— Start MATERIAL PROVIDED —
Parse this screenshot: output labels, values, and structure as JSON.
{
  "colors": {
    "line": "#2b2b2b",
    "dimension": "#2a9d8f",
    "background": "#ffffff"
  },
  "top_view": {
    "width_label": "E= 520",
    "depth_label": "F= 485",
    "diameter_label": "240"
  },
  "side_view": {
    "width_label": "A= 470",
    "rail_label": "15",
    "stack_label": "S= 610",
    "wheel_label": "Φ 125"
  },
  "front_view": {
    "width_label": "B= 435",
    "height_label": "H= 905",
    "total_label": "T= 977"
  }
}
— End MATERIAL PROVIDED —
**GIVEN PROBLEM:**
Give the data again, exactly as it stands.

**FULL ANSWER:**
Parse this screenshot: output labels, values, and structure as JSON.
{
  "colors": {
    "line": "#2b2b2b",
    "dimension": "#2a9d8f",
    "background": "#ffffff"
  },
  "top_view": {
    "width_label": "E= 520",
    "depth_label": "F= 485",
    "diameter_label": "240"
  },
  "side_view": {
    "width_label": "A= 470",
    "rail_label": "15",
    "stack_label": "S= 610",
    "wheel_label": "Φ 125"
  },
  "front_view": {
    "width_label": "B= 435",
    "height_label": "H= 905",
    "total_label": "T= 977"
  }
}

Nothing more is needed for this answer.